- BRIEF -
Copy each line below that contains "IOPS".

- THE DATA -

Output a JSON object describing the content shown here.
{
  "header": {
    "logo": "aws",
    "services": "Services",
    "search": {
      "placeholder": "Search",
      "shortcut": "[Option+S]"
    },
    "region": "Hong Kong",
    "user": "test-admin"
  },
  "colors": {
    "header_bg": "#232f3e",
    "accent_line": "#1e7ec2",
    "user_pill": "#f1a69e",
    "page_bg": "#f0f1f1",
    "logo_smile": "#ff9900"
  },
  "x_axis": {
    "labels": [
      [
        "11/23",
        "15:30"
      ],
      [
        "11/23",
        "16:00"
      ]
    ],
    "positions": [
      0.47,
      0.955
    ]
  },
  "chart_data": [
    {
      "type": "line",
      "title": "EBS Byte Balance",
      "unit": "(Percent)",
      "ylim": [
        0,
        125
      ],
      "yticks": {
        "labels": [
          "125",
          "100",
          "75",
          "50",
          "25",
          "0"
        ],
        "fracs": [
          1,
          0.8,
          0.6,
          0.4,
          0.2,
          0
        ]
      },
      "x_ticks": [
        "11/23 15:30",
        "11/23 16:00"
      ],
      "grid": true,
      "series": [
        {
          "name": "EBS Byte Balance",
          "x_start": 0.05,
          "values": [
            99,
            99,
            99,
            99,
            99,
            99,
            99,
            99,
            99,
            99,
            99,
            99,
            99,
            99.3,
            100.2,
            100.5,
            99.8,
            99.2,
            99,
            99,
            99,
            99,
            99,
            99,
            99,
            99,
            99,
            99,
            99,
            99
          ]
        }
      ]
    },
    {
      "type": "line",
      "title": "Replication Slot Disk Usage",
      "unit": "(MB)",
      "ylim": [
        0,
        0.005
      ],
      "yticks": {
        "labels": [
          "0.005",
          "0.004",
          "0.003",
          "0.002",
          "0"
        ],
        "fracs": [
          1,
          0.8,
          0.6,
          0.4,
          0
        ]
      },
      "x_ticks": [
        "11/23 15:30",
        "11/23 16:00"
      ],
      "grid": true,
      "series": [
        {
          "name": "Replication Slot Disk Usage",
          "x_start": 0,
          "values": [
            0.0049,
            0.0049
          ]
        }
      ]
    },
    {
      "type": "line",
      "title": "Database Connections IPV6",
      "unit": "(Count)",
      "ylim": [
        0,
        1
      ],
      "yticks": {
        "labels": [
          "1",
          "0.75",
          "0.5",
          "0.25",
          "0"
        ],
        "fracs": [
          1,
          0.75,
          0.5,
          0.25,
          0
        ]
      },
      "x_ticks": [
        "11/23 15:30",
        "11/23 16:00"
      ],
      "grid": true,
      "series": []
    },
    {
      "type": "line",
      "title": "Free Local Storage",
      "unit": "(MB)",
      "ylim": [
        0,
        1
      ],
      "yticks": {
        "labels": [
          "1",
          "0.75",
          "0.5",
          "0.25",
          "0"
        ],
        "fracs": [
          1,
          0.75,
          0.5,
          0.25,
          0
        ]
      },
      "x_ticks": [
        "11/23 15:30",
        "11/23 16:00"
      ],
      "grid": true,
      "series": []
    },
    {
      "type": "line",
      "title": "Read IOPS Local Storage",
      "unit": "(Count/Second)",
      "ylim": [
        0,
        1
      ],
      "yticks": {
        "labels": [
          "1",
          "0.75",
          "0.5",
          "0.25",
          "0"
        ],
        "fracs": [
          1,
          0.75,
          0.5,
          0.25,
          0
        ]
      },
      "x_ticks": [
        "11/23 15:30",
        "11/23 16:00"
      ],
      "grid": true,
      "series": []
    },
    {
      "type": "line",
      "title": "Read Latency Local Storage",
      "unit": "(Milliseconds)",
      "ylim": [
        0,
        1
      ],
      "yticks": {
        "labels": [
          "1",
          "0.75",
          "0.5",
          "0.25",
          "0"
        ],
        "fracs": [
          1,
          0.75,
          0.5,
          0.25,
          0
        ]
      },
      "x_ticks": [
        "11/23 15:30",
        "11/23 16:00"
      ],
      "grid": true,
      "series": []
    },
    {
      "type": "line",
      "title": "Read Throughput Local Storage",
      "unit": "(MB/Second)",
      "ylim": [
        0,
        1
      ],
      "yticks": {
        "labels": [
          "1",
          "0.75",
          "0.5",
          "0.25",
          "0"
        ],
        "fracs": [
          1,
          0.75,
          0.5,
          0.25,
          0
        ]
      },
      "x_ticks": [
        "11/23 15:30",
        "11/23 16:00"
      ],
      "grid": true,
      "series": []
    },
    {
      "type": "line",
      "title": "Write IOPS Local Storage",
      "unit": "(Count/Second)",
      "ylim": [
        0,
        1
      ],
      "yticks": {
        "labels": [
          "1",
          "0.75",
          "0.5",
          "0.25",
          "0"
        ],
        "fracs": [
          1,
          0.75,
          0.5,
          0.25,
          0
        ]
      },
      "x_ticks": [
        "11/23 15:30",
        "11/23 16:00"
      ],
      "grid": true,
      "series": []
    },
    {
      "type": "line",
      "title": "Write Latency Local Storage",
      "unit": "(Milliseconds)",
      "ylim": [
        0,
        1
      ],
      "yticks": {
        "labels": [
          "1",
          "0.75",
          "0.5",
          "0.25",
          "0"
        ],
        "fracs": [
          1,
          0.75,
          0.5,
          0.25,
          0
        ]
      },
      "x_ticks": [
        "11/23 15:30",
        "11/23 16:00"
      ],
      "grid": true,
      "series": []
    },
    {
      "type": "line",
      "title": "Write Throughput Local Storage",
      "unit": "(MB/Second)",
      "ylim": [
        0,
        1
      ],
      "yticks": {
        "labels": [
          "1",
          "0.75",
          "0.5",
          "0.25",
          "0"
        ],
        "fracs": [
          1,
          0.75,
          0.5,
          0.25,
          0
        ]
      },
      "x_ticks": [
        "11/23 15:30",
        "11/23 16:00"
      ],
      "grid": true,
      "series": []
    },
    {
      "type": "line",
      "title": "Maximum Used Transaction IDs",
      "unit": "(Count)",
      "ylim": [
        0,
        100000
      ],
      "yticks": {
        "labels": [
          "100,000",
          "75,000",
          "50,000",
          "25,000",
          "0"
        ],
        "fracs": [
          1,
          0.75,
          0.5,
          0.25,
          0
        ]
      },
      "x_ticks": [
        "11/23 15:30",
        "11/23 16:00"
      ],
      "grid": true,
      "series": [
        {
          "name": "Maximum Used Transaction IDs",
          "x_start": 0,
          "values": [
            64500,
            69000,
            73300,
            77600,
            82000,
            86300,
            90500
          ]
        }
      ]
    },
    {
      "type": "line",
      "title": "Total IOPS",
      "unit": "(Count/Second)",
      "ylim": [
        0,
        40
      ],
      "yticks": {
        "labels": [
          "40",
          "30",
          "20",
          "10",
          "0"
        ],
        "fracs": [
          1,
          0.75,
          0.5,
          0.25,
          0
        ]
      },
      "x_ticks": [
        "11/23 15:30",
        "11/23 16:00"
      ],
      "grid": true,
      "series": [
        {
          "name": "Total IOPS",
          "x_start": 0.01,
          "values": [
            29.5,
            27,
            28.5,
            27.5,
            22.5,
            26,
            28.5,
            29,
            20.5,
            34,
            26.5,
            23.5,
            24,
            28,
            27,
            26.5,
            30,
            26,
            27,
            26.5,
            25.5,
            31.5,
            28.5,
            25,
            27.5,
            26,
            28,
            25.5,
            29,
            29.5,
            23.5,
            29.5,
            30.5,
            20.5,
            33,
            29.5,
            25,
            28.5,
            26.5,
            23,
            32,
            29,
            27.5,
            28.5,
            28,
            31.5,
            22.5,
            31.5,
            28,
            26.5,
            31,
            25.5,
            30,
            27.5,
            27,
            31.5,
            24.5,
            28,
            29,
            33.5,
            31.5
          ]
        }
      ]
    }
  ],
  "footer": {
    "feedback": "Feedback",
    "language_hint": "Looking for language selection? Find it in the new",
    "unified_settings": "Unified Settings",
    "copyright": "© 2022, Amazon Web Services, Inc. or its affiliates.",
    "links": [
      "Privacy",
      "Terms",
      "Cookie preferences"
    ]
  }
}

- EXERCISE RESULT -
      "title": "Read IOPS Local Storage",
      "title": "Write IOPS Local Storage",
      "title": "Total IOPS",
          "name": "Total IOPS",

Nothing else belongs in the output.